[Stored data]
+---+

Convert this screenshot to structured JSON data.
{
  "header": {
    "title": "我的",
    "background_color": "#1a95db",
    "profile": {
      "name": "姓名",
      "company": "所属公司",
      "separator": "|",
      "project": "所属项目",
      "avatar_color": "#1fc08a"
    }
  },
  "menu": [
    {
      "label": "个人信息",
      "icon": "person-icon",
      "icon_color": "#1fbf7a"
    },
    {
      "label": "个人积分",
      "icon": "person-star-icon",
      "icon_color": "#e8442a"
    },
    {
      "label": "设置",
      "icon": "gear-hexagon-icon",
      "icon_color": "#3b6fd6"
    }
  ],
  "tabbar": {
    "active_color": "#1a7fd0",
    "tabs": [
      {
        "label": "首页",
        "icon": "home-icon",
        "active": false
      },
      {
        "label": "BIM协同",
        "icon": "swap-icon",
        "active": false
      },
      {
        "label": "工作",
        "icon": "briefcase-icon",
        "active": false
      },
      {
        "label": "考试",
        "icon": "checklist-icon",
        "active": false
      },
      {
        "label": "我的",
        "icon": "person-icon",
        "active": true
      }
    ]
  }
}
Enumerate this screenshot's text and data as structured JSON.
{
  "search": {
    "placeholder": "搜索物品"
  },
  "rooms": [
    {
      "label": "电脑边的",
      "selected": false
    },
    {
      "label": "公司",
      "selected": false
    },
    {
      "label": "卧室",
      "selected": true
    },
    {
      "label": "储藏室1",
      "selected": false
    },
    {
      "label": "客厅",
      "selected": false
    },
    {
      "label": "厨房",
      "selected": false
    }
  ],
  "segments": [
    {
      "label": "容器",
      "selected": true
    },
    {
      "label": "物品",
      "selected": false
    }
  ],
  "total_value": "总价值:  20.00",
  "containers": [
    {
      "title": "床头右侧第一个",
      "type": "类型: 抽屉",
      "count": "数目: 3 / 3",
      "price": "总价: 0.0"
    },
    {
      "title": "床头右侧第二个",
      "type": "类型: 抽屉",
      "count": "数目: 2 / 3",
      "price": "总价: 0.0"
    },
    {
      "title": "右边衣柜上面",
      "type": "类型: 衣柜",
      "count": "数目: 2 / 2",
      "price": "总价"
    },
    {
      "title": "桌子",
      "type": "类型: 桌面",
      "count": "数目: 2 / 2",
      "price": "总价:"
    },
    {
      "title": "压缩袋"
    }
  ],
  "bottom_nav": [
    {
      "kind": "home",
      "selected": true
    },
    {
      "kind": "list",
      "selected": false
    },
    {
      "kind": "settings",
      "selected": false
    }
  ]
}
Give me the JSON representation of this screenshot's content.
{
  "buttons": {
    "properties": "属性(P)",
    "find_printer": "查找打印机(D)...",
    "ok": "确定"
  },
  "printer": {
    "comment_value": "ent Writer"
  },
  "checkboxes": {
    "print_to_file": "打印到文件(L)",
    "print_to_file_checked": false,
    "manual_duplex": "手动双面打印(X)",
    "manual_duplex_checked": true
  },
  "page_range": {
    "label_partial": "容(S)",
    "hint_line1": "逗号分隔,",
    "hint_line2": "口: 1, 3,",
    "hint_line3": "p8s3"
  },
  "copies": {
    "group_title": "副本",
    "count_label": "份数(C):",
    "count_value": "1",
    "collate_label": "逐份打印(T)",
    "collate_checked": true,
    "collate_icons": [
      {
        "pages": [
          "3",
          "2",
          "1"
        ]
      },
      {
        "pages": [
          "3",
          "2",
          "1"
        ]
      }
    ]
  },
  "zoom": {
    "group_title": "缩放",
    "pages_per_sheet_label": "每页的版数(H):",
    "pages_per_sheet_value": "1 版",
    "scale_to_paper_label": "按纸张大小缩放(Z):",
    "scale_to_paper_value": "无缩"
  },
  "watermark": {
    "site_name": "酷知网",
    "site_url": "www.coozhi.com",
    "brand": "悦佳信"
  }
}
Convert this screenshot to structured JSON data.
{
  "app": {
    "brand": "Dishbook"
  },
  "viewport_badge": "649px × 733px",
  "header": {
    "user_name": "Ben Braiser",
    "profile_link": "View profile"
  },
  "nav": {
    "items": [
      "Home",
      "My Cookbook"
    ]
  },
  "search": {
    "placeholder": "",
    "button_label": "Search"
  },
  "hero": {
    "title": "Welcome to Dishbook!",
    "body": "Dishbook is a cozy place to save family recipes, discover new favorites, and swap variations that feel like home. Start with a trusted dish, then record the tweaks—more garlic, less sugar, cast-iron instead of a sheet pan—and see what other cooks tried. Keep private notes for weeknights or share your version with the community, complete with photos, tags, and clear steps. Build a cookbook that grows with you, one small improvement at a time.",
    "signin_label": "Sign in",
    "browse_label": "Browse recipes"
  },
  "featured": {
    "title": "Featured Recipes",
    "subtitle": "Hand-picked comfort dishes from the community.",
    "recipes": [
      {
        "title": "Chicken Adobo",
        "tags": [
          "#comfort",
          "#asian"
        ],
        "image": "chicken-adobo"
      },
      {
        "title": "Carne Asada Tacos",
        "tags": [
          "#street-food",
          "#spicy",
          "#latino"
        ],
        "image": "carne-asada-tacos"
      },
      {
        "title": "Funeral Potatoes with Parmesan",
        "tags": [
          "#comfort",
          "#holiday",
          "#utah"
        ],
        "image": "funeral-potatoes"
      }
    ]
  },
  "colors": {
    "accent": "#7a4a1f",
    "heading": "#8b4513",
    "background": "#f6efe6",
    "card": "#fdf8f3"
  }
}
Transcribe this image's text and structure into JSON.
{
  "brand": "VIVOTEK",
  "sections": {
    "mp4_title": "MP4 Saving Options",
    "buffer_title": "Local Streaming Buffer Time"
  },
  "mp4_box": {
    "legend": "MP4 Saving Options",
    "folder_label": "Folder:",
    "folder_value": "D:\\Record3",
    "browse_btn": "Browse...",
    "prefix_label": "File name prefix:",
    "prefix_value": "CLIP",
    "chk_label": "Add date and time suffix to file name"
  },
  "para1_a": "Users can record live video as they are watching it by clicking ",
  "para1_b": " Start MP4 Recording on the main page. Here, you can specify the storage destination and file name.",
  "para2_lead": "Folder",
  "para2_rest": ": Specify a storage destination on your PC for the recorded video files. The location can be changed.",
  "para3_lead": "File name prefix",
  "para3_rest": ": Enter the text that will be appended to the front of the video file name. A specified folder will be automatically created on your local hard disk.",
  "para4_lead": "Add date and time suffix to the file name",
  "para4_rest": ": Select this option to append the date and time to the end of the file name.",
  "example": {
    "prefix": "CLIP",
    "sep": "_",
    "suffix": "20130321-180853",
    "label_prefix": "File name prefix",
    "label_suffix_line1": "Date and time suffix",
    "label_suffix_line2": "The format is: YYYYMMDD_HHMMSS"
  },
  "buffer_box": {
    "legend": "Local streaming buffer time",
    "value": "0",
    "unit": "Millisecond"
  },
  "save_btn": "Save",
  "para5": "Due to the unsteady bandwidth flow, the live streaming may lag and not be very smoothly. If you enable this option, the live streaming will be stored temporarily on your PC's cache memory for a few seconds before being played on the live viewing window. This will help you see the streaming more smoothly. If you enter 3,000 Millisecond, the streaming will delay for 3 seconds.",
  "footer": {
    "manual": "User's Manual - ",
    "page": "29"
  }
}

+---+

**AIM**
In the material above, find the lines that contain "person" and show them.

**RESPONSE TO THE EXERCISE**
      "icon": "person-icon",
      "icon": "person-star-icon",
        "icon": "person-icon",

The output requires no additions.